Thursday, August 30, 2012

A Welcome to America's Greatest Assets


Beginning this weekend students arrive at the University of Rhode Island to begin our next academic year.  It’s an exciting time of year, especially for our new students and their families, but also for all of us in the URI community.  We begin this new academic year in the midst of significant challenges within a rapidly changing environment.  Given the magnitude and complexity of those global challenges facing us, I think that higher education has never been more important.  It will be, for the most part, the current and future generations of students – that’s you – who will have to craft or discover the solutions to issues ranging from building economic prosperity to dealing with climate change.  The University of Rhode Island is here to help prepare you to take on those challenges and issues. 
But we can only help.  Merely paying tuition and showing up does not guarantee that you will be prepared to succeed.  Recently another university president was quoted in Inside Higher Ed as saying: “The debate as to whether students are our customers is over. They have money and they have a choice of where or whether to invest in a college degree. That’s the definition of a customer.”  In my opinion, and with respect, he could not be more completely wrong.  First, I doubt many faculty would agree that the debate is over, and with good reason.  Second, students are not customers because an education is not a commodity nor a service that you can purchase. An education is not like cornflakes or help with your taxes. It would certainly be simpler if education was a commodity or a service, and perhaps that is part of the appeal for thinking about it in that way.

### Requirements:
- 1) Reproduce the welcome post word for word, starting with "Thursday, August 30, 2012" and going on through "challenges and issues.".
- 2) From the records, restate the lines starting with the line with "- target-cell-radio[interactable]: [1214, 149, 1225, 160]" and going on through the line with "- mesh-cell: [489, 471, 513, 486]", with "mesh-cell" renamed to "grid-cell" and nothing else altered.

### Data for this exercise:
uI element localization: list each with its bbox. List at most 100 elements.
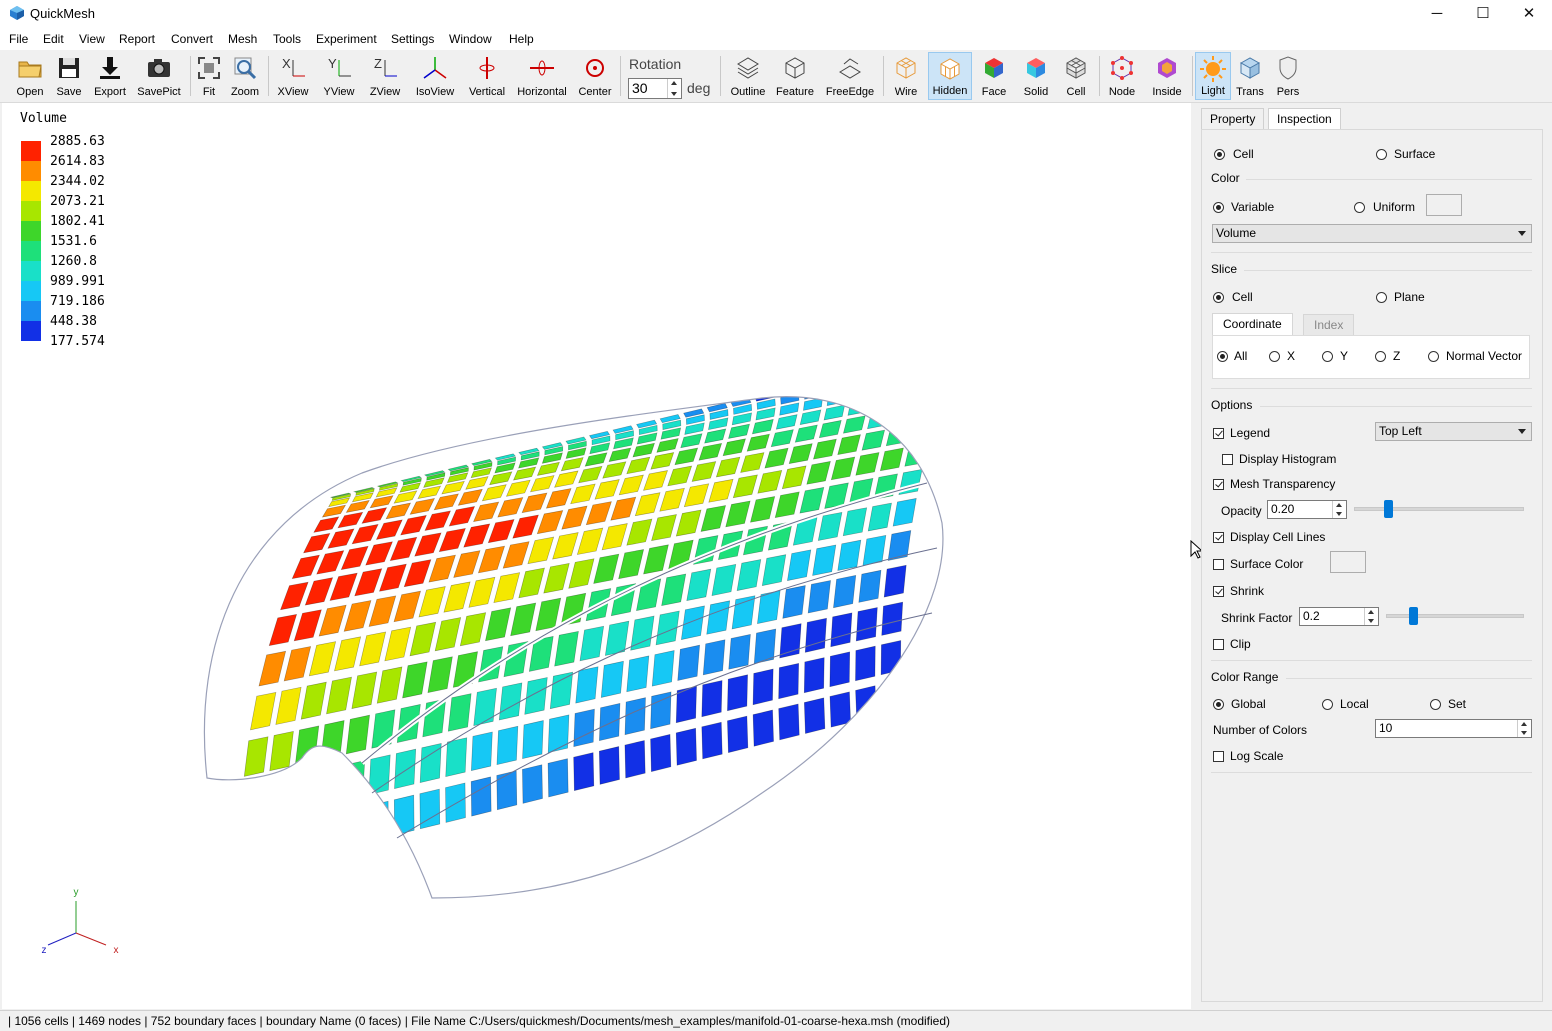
- target-cell-radio[interactable]: [1214, 149, 1225, 160]
- display-histogram-checkbox[interactable]: [1222, 454, 1233, 465]
- opacity-slider[interactable]: [1354, 507, 1524, 511]
- slice-plane-radio[interactable]: [1376, 292, 1387, 303]
- range-local-radio[interactable]: [1322, 699, 1333, 710]
- mesh-transparency-checkbox[interactable]: [1213, 479, 1224, 490]
- mesh-cell: [651, 650, 675, 687]
- cell-button[interactable]: Cell: [1058, 52, 1094, 100]
- mesh-cell: [489, 471, 513, 486]
- feature-button[interactable]: Feature: [773, 52, 817, 100]
- yview-button[interactable]: Y YView: [318, 52, 360, 100]
- display-cell-lines-checkbox[interactable]: [1213, 532, 1224, 543]
- menu-report[interactable]: Report: [119, 32, 155, 46]
- menu-view[interactable]: View: [79, 32, 105, 46]
- menu-edit[interactable]: Edit: [43, 32, 64, 46]
- node-button[interactable]: Node: [1103, 52, 1141, 100]
- zoom-button[interactable]: Zoom: [226, 52, 264, 100]
- shrink-factor-input[interactable]: 0.2: [1299, 607, 1379, 626]
- surface-color-picker[interactable]: [1330, 551, 1366, 573]
- shrink-factor-slider-handle[interactable]: [1409, 607, 1419, 625]
- mesh-cell: [818, 420, 842, 439]
- opacity-slider-handle[interactable]: [1383, 500, 1393, 518]
- toolbar-label: Center: [578, 86, 612, 98]
- hidden-icon: [940, 58, 960, 80]
- horizontal-button[interactable]: Horizontal: [514, 52, 570, 100]
- save-button[interactable]: Save: [50, 52, 88, 100]
- pers-button[interactable]: Pers: [1271, 52, 1305, 100]
- legend-position-dropdown[interactable]: Top Left: [1375, 422, 1532, 441]
- fit-button[interactable]: Fit: [193, 52, 225, 100]
- rotation-spinner[interactable]: [667, 79, 681, 98]
- slice-y-radio[interactable]: [1322, 351, 1333, 362]
- menu-window[interactable]: Window: [449, 32, 492, 46]
- mesh-cell: [496, 770, 518, 811]
- range-set-radio[interactable]: [1430, 699, 1441, 710]
- face-button[interactable]: Face: [975, 52, 1013, 100]
- menu-convert[interactable]: Convert: [171, 32, 213, 46]
- slice-normal-vector-radio[interactable]: [1428, 351, 1439, 362]
- minimize-button[interactable]: ─: [1414, 0, 1460, 28]
- mesh-cell: [334, 636, 362, 672]
- floppy-icon: [59, 58, 79, 78]
- savepict-button[interactable]: SavePict: [133, 52, 185, 100]
- close-button[interactable]: ✕: [1506, 0, 1552, 28]
- toolbar-separator: [620, 56, 621, 96]
- color-variable-radio[interactable]: [1213, 202, 1224, 213]
- inside-button[interactable]: Inside: [1146, 52, 1188, 100]
- surface-color-checkbox[interactable]: [1213, 559, 1224, 570]
- menu-settings[interactable]: Settings: [391, 32, 434, 46]
- slice-z-radio[interactable]: [1375, 351, 1386, 362]
- opacity-input[interactable]: 0.20: [1267, 500, 1347, 519]
- menu-help[interactable]: Help: [509, 32, 534, 46]
- shrink-factor-slider[interactable]: [1386, 614, 1524, 618]
- mesh-cell: [280, 581, 309, 611]
- mesh-cell: [313, 516, 340, 533]
- mesh-cell: [342, 760, 366, 801]
- tab-inspection[interactable]: Inspection: [1268, 108, 1341, 130]
- display-histogram-label: Display Histogram: [1239, 452, 1337, 466]
- opacity-spinner[interactable]: [1332, 501, 1346, 518]
- menu-experiment[interactable]: Experiment: [316, 32, 377, 46]
- hidden-button[interactable]: Hidden: [928, 52, 972, 100]
- trans-button[interactable]: Trans: [1233, 52, 1267, 100]
- number-of-colors-input[interactable]: 10: [1375, 719, 1532, 738]
- uniform-color-picker[interactable]: [1426, 194, 1462, 216]
- mesh-cell: [433, 493, 459, 511]
- range-global-radio[interactable]: [1213, 699, 1224, 710]
- slice-x-radio[interactable]: [1269, 351, 1280, 362]
- viewport-3d[interactable]: Volume 2885.63 2614.83 2344.02 2073.21 1802.…: [2, 103, 1191, 1009]
- number-of-colors-spinner[interactable]: [1517, 720, 1531, 737]
- rotation-input[interactable]: 30: [628, 78, 682, 99]
- log-scale-checkbox[interactable]: [1213, 751, 1224, 762]
- subtab-coordinate[interactable]: Coordinate: [1212, 313, 1293, 335]
- mesh-cell: [715, 456, 741, 478]
- menu-mesh[interactable]: Mesh: [228, 32, 257, 46]
- maximize-button[interactable]: ☐: [1460, 0, 1506, 28]
- mesh-cell: [481, 484, 507, 502]
- isoview-button[interactable]: IsoView: [410, 52, 460, 100]
- zview-button[interactable]: Z ZView: [364, 52, 406, 100]
- wire-button[interactable]: Wire: [887, 52, 925, 100]
- target-surface-radio[interactable]: [1376, 149, 1387, 160]
- vertical-button[interactable]: Vertical: [464, 52, 510, 100]
- menu-file[interactable]: File: [9, 32, 28, 46]
- light-button[interactable]: Light: [1195, 52, 1231, 100]
- center-button[interactable]: Center: [574, 52, 616, 100]
- subtab-index[interactable]: Index: [1303, 314, 1355, 336]
- color-uniform-radio[interactable]: [1354, 202, 1365, 213]
- variable-dropdown[interactable]: Volume: [1212, 224, 1532, 243]
- legend-checkbox[interactable]: [1213, 428, 1224, 439]
- clip-checkbox[interactable]: [1213, 639, 1224, 650]
- export-button[interactable]: Export: [88, 52, 132, 100]
- shrink-checkbox[interactable]: [1213, 586, 1224, 597]
- xview-button[interactable]: X XView: [272, 52, 314, 100]
- menu-tools[interactable]: Tools: [273, 32, 301, 46]
- freeedge-button[interactable]: FreeEdge: [822, 52, 878, 100]
- solid-button[interactable]: Solid: [1017, 52, 1055, 100]
- shrink-factor-spinner[interactable]: [1364, 608, 1378, 625]
- tab-property[interactable]: Property: [1201, 108, 1265, 130]
- open-button[interactable]: Open: [10, 52, 50, 100]
- outline-button[interactable]: Outline: [726, 52, 770, 100]
- mesh-cell: [833, 575, 857, 609]
- slice-all-radio[interactable]: [1217, 351, 1228, 362]
- slice-cell-radio[interactable]: [1213, 292, 1224, 303]
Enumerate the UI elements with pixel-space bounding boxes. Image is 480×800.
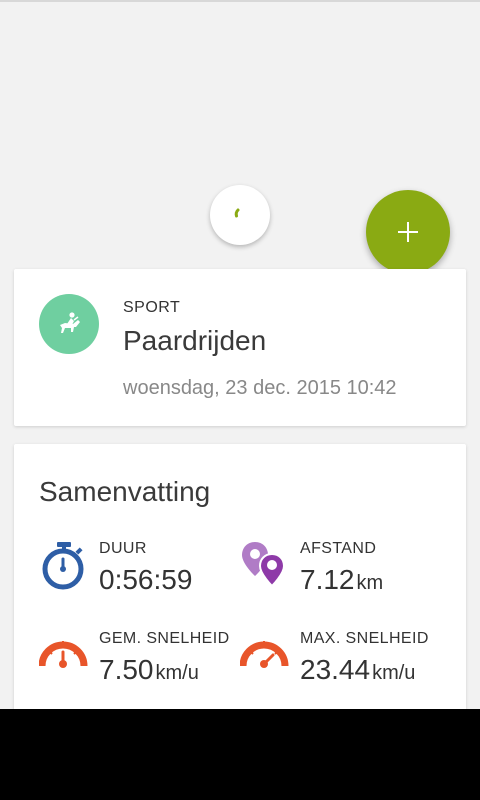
distance-unit: km [356,572,384,594]
sport-label: SPORT [123,299,181,316]
sport-badge [39,294,99,354]
summary-card: Samenvatting DUUR 0:56:59 AFSTAND 7.12 km [14,444,466,744]
system-nav-bar [0,709,480,800]
horse-riding-icon [60,312,80,333]
max-speed-unit: km/u [372,662,416,684]
distance-value-row: 7.12 km [300,564,383,596]
sport-card[interactable]: SPORT Paardrijden woensdag, 23 dec. 2015… [14,269,466,426]
add-activity-button[interactable] [366,190,450,274]
distance-label: AFSTAND [300,540,377,557]
summary-title: Samenvatting [39,476,211,507]
workout-date: woensdag, 23 dec. 2015 10:42 [123,377,397,399]
duration-value: 0:56:59 [99,564,193,595]
avg-speed-value: 7.50 [99,654,154,685]
spinner-icon [234,208,240,218]
avg-speed-label: GEM. SNELHEID [99,630,230,647]
loading-spinner [210,185,270,245]
avg-speed-unit: km/u [155,662,199,684]
plus-icon [398,222,418,242]
duration-label: DUUR [99,540,147,557]
distance-value: 7.12 [300,564,355,595]
max-speed-value: 23.44 [300,654,371,685]
stopwatch-icon [42,542,84,590]
max-speed-label: MAX. SNELHEID [300,630,429,647]
duration-value-row: 0:56:59 [99,564,194,596]
sport-name: Paardrijden [123,325,267,356]
speedometer-icon [39,641,88,668]
map-pin-icon [242,542,286,588]
max-speed-value-row: 23.44 km/u [300,654,415,686]
status-divider [0,0,480,2]
avg-speed-value-row: 7.50 km/u [99,654,199,686]
speedometer-max-icon [240,641,289,668]
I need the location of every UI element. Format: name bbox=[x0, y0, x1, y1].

### Responses:
- 1)
Thursday, August 30, 2012

A Welcome to America's Greatest Assets


Beginning this weekend students arrive at the University of Rhode Island to begin our next academic year.  It’s an exciting time of year, especially for our new students and their families, but also for all of us in the URI community.  We begin this new academic year in the midst of significant challenges within a rapidly changing environment.  Given the magnitude and complexity of those global challenges facing us, I think that higher education has never been more important.  It will be, for the most part, the current and future generations of students – that’s you – who will have to craft or discover the solutions to issues ranging from building economic prosperity to dealing with climate change.  The University of Rhode Island is here to help prepare you to take on those challenges and issues.

- 2)
- target-cell-radio[interactable]: [1214, 149, 1225, 160]
- display-histogram-checkbox[interactable]: [1222, 454, 1233, 465]
- opacity-slider[interactable]: [1354, 507, 1524, 511]
- slice-plane-radio[interactable]: [1376, 292, 1387, 303]
- range-local-radio[interactable]: [1322, 699, 1333, 710]
- mesh-transparency-checkbox[interactable]: [1213, 479, 1224, 490]
- grid-cell: [651, 650, 675, 687]
- cell-button[interactable]: Cell: [1058, 52, 1094, 100]
- grid-cell: [489, 471, 513, 486]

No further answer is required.